===== TEXTO FORNECIDO =====
Sem emenda - Lições da América
Por António Barreto
Há uma espécie de concurso entre
as elites europeias e americanas de esquerda: quem insulta mais Donald Trump?
Quem consegue escolher os epítetos mais violentos? Racista, boçal, cretino, sexista,
corrupto, inculto e xenófobo estão entre os mais utilizados. Isto para além das
classificações brandas de fascista e populista.
No entanto, o problema não é o de
qualificar Trump, nem de sublinhar a sua incultura e a sua falta de
sofisticação. O problema consiste em saber por que razão foi eleito. Contra a
opinião sondada e publicada, este senhor foi escolhido por 60 milhões de
americanos que, creio, não são todos racistas, machistas, bandidos,
milionários, fascistas e corruptos. E se fossem, a questão era ainda mais
difícil: como é possível que houvesse tantos assim?
O problema não é o de classificar
os defeitos de Trump e seus apoiantes, nem de mostrar como são violentos,
intolerantes, xenófobos e déspotas. O problema é o de saber por que razões
perderam os virtuosos, os democratas, os liberais, os intelectuais, os
jornalistas e os artistas. O problema é o de saber por que razão os pobres, os
desempregados e os marginalizados não votaram em quem deveriam votar, isto é,
em quem pensa que a solidariedade, a segurança social, o emprego e a igualdade são
exclusivos dos democratas e das esquerdas.
=====
TAREFA DO EXERCÍCIO 1:
Reescreva o trecho do texto sobre a eleição de Trump que começa em "No entanto, o" e segue até "houvesse tantos assim?", substituindo "incultura" por "ignorância".
===== DADOS DO EXERCÍCIO =====
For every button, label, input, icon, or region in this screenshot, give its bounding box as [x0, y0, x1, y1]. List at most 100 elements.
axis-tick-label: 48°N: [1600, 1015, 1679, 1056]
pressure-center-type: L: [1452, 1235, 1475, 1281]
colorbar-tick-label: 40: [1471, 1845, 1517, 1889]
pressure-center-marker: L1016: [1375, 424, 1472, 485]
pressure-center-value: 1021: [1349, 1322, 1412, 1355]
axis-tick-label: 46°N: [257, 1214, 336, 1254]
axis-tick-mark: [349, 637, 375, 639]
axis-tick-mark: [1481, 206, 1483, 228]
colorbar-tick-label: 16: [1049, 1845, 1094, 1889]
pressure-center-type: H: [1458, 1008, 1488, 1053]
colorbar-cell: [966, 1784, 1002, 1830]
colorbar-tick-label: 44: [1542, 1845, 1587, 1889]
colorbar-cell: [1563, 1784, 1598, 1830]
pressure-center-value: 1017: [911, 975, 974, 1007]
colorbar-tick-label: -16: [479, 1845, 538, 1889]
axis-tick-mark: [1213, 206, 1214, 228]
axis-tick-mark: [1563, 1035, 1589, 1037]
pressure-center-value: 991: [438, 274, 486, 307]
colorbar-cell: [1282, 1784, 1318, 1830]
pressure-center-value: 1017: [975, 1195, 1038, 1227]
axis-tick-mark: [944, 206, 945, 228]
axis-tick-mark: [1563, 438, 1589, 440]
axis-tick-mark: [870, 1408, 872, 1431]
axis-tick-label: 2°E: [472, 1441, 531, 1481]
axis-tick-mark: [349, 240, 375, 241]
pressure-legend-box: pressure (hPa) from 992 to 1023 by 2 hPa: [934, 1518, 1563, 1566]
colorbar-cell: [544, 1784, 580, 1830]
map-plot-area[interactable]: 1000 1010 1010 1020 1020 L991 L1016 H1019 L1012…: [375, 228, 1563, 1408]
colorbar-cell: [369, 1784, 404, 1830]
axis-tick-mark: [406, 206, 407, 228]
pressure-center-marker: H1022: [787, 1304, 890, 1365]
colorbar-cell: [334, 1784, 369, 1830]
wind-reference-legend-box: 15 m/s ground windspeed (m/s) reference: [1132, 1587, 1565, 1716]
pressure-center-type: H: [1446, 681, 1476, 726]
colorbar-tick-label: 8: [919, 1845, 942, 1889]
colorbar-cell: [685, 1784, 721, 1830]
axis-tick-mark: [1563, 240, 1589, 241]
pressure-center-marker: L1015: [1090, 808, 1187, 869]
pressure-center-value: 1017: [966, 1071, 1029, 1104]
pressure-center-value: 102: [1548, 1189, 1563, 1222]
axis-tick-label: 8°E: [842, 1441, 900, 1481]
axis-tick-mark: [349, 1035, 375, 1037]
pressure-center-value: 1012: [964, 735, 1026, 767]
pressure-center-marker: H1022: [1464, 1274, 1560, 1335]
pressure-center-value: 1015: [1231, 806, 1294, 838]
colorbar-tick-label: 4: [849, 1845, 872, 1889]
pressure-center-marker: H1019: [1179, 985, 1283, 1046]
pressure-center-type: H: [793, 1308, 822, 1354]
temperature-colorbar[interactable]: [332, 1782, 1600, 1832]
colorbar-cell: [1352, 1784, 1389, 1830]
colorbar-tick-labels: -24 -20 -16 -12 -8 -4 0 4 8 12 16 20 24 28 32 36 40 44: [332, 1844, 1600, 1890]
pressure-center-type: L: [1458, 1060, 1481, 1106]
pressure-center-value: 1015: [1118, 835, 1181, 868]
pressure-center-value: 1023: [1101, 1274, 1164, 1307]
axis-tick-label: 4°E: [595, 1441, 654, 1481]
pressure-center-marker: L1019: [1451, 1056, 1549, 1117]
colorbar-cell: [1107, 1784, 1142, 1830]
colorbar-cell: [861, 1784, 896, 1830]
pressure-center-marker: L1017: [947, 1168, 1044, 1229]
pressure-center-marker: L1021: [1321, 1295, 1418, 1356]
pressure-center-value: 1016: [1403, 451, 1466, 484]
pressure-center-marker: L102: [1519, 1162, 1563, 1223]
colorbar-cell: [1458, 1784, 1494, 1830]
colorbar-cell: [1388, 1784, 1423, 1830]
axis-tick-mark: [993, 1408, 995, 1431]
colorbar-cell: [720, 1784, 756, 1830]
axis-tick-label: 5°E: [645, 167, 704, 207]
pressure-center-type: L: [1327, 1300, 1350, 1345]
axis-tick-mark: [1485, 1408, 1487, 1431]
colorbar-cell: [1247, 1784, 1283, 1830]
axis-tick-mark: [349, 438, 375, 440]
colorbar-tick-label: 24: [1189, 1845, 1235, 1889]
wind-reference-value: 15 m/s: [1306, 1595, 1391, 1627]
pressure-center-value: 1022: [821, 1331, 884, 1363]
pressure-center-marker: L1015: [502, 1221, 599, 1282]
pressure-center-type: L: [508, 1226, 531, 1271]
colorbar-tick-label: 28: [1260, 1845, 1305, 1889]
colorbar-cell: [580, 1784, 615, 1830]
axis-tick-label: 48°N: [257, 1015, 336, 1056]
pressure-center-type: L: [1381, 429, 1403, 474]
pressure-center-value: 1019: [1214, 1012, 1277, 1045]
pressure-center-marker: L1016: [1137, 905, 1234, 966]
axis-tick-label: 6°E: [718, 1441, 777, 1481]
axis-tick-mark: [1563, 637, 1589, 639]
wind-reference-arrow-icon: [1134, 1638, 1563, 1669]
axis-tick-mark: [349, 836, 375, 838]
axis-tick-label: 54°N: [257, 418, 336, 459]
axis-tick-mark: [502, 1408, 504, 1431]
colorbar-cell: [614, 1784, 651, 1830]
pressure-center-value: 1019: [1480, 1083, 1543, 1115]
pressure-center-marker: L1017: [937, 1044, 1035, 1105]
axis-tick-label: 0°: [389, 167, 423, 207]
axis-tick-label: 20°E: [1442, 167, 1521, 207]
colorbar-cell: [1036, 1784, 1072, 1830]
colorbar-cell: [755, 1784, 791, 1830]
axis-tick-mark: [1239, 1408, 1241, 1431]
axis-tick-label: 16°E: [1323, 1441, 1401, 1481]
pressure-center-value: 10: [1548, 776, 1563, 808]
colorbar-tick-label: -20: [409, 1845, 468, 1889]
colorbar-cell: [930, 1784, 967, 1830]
=====
TAREFA DO EXERCÍCIO 2:
Converta numa lista numerada as linhas dos dados do exercício, desde o início desses dados até à linha que contém "axis-tick-mark: [349, 637, 375, 639]", inclusive, omitindo as linhas em branco.

RESPOSTA COMPLETA 1:
No entanto, o problema não é o de
qualificar Trump, nem de sublinhar a sua ignorância e a sua falta de
sofisticação. O problema consiste em saber por que razão foi eleito. Contra a
opinião sondada e publicada, este senhor foi escolhido por 60 milhões de
americanos que, creio, não são todos racistas, machistas, bandidos,
milionários, fascistas e corruptos. E se fossem, a questão era ainda mais
difícil: como é possível que houvesse tantos assim?

RESPOSTA COMPLETA 2:
1. For every button, label, input, icon, or region in this screenshot, give its bounding box as [x0, y0, x1, y1]. List at most 100 elements.
2. axis-tick-label: 48°N: [1600, 1015, 1679, 1056]
3. pressure-center-type: L: [1452, 1235, 1475, 1281]
4. colorbar-tick-label: 40: [1471, 1845, 1517, 1889]
5. pressure-center-marker: L1016: [1375, 424, 1472, 485]
6. pressure-center-value: 1021: [1349, 1322, 1412, 1355]
7. axis-tick-label: 46°N: [257, 1214, 336, 1254]
8. axis-tick-mark: [349, 637, 375, 639]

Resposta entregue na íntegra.